*What you have to do:*
Copy each line where the word "新闻预告" occurs.

++++++++++

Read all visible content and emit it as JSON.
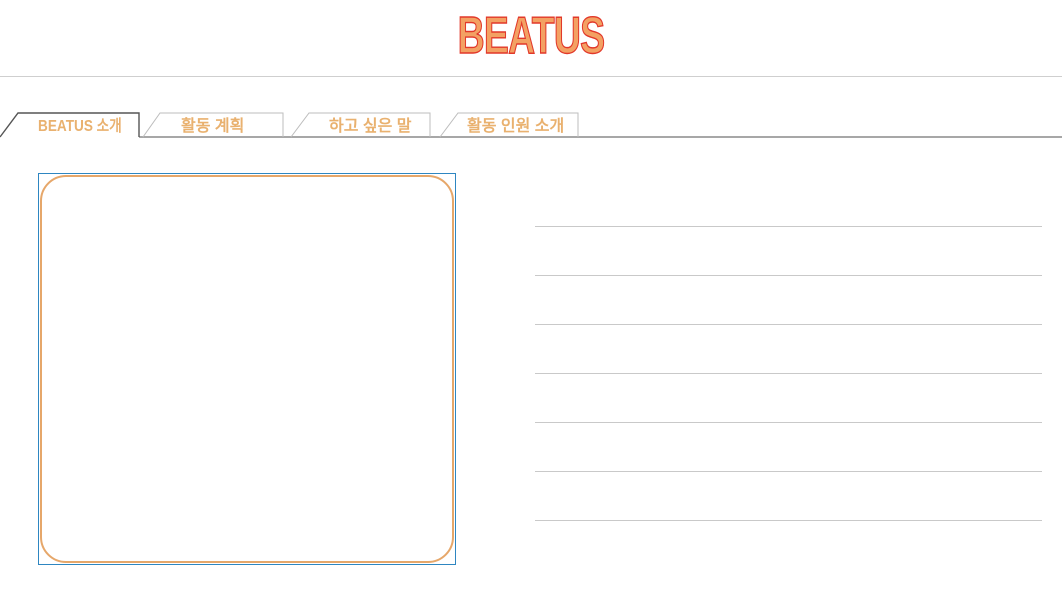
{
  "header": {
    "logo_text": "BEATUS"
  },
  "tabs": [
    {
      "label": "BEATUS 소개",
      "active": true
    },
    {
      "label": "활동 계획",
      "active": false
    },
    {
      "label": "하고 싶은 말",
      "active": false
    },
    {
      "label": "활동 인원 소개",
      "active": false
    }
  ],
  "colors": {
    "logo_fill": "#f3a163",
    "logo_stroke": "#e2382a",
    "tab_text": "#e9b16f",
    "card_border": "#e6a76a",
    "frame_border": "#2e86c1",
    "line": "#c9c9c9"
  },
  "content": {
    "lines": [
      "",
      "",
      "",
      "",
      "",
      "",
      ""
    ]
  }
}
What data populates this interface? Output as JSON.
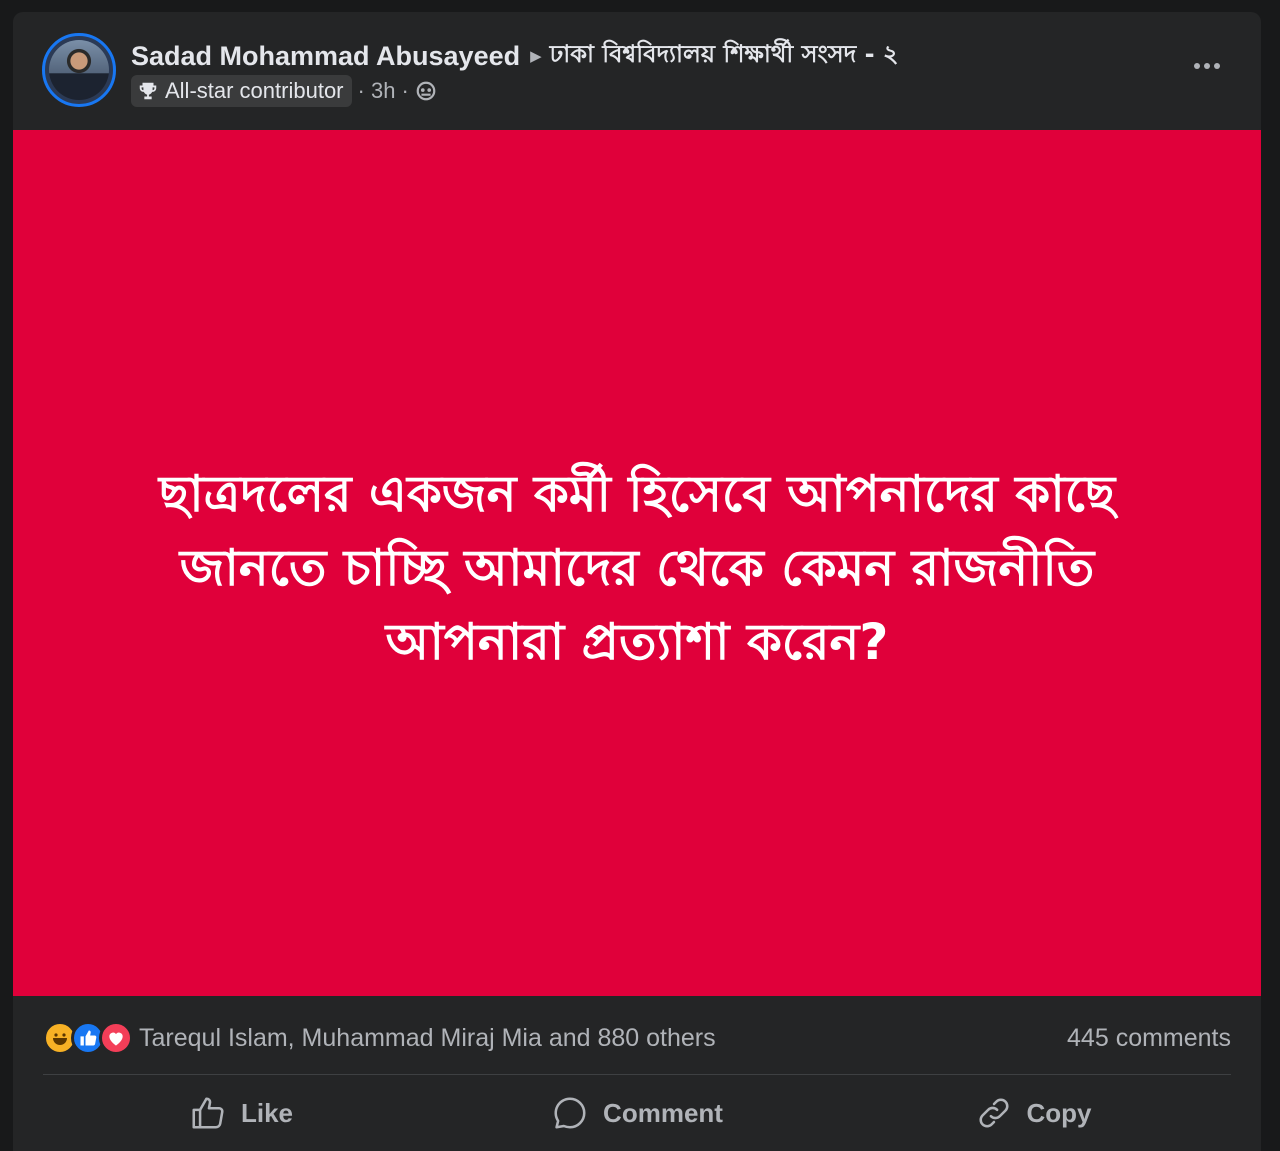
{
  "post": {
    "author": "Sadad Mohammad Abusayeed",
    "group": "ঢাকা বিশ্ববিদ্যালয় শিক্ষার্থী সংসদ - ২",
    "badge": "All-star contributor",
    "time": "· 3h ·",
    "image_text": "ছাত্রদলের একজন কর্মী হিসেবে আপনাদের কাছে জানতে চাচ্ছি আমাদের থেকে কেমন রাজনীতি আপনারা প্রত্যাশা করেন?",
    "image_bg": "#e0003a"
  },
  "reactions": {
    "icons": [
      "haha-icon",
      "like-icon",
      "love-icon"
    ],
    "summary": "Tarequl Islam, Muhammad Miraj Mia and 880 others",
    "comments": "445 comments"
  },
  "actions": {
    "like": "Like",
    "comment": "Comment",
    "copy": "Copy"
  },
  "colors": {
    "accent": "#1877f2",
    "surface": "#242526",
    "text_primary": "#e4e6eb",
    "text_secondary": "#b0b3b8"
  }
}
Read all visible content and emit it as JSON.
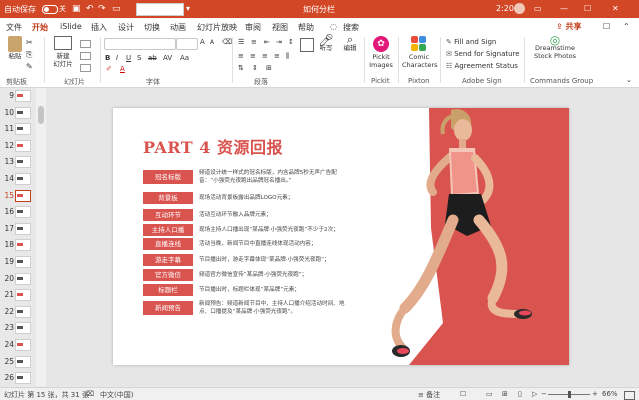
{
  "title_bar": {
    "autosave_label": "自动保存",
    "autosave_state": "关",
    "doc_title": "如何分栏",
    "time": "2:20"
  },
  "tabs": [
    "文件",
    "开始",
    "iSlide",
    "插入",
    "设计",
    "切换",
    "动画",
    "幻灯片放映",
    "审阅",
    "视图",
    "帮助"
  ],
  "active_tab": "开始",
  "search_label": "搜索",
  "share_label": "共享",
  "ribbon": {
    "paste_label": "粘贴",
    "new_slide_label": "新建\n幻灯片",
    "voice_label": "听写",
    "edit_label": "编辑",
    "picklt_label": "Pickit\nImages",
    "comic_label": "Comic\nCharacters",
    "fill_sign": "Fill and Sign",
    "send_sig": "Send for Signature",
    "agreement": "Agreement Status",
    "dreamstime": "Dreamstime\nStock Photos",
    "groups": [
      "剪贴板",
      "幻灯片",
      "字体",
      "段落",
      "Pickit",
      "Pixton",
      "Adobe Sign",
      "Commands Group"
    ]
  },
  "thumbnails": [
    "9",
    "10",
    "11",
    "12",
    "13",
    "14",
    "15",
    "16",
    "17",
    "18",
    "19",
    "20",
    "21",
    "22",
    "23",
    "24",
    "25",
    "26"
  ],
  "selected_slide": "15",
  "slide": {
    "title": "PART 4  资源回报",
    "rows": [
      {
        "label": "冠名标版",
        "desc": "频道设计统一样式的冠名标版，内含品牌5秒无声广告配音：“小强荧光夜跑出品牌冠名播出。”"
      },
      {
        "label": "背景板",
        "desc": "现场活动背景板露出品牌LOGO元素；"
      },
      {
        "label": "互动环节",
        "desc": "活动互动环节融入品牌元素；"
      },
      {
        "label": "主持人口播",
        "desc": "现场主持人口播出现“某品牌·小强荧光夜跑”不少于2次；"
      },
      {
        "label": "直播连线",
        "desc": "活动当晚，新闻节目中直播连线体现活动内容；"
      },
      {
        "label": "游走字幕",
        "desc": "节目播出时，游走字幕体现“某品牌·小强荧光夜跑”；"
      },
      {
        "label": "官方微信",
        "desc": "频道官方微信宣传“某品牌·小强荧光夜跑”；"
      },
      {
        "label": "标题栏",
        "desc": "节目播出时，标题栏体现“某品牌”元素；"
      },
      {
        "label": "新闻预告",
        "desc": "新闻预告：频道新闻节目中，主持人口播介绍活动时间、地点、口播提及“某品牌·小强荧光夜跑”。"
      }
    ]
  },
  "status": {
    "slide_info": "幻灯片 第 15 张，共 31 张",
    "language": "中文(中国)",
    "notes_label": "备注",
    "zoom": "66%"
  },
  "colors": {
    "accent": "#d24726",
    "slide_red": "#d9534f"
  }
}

++++++++++

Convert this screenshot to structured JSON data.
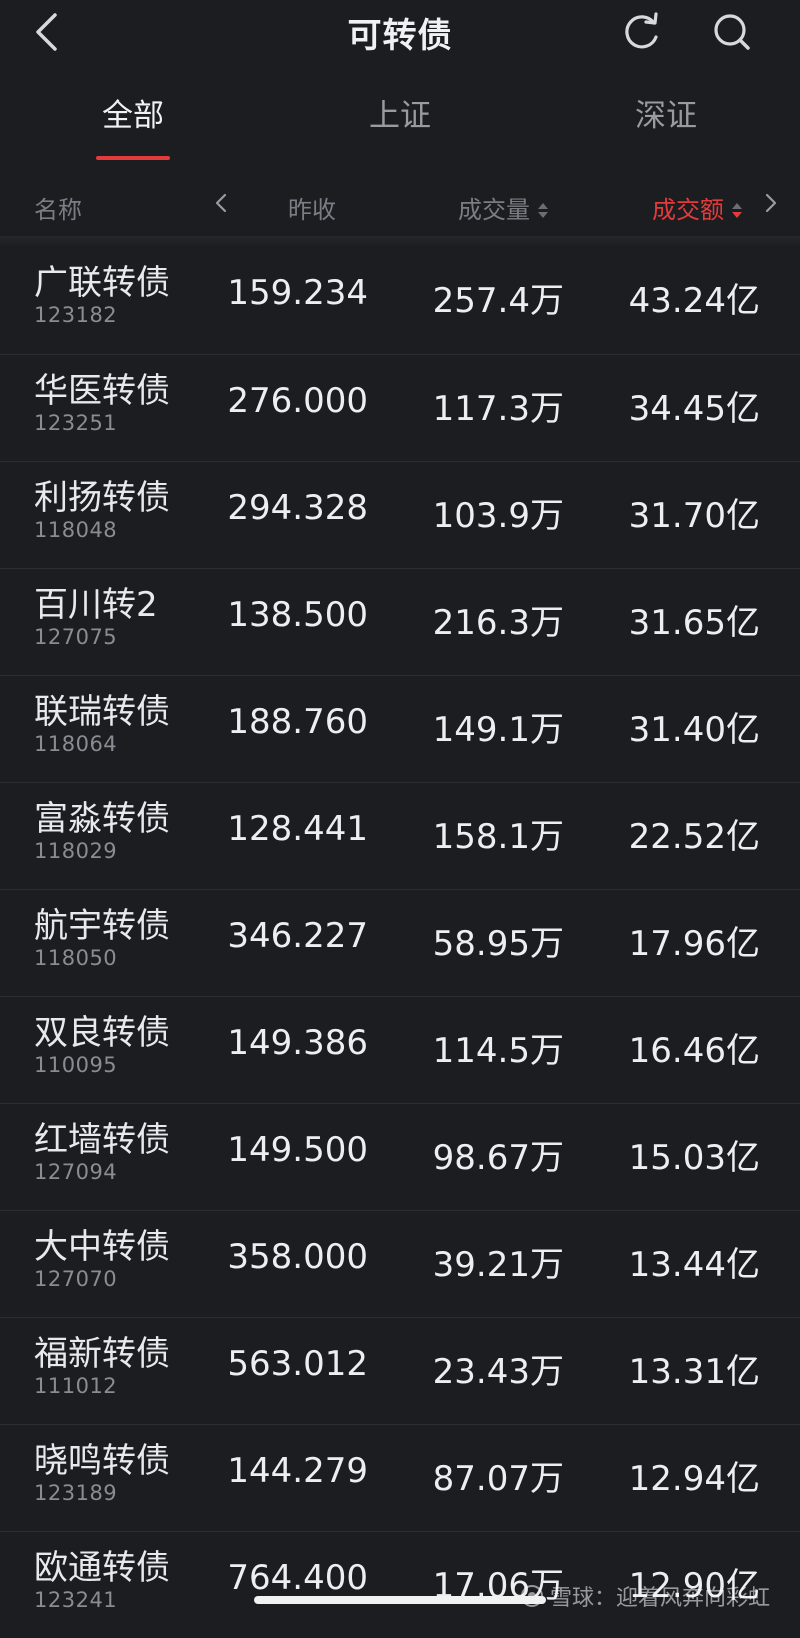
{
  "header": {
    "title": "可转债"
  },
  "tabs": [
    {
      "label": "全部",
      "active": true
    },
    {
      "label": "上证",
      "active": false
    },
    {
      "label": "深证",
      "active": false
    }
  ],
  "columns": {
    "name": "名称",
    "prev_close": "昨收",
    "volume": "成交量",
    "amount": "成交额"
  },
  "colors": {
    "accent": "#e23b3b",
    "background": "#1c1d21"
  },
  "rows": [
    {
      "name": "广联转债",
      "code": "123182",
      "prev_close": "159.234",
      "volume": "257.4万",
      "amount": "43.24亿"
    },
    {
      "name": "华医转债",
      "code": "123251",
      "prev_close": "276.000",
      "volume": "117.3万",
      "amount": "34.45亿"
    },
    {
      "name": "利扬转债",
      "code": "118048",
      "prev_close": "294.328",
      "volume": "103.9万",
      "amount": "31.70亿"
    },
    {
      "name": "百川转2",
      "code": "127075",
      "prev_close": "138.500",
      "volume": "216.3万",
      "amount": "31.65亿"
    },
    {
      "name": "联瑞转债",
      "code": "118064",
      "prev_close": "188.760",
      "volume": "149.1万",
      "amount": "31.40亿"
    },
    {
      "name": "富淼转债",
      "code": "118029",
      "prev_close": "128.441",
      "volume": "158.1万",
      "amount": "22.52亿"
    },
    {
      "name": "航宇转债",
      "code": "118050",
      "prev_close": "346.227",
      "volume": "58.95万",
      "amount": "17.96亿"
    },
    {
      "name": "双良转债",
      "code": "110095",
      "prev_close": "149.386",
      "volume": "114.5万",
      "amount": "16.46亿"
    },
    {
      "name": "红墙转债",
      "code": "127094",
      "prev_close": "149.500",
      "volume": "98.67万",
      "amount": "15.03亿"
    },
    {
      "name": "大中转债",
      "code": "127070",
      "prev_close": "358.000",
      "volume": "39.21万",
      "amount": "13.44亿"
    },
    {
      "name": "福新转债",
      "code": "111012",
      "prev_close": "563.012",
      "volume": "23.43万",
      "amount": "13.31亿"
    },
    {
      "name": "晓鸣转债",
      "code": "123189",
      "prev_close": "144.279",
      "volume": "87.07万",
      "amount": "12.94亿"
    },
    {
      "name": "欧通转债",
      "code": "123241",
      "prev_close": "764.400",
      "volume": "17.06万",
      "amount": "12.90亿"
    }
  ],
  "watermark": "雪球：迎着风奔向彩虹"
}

++++++++++

*Reply to the exercise:*
        "label": "新闻预告",
        "desc": "新闻预告：频道新闻节目中，主持人口播介绍活动时间、地点、口播提及“某品牌·小强荧光夜跑”。"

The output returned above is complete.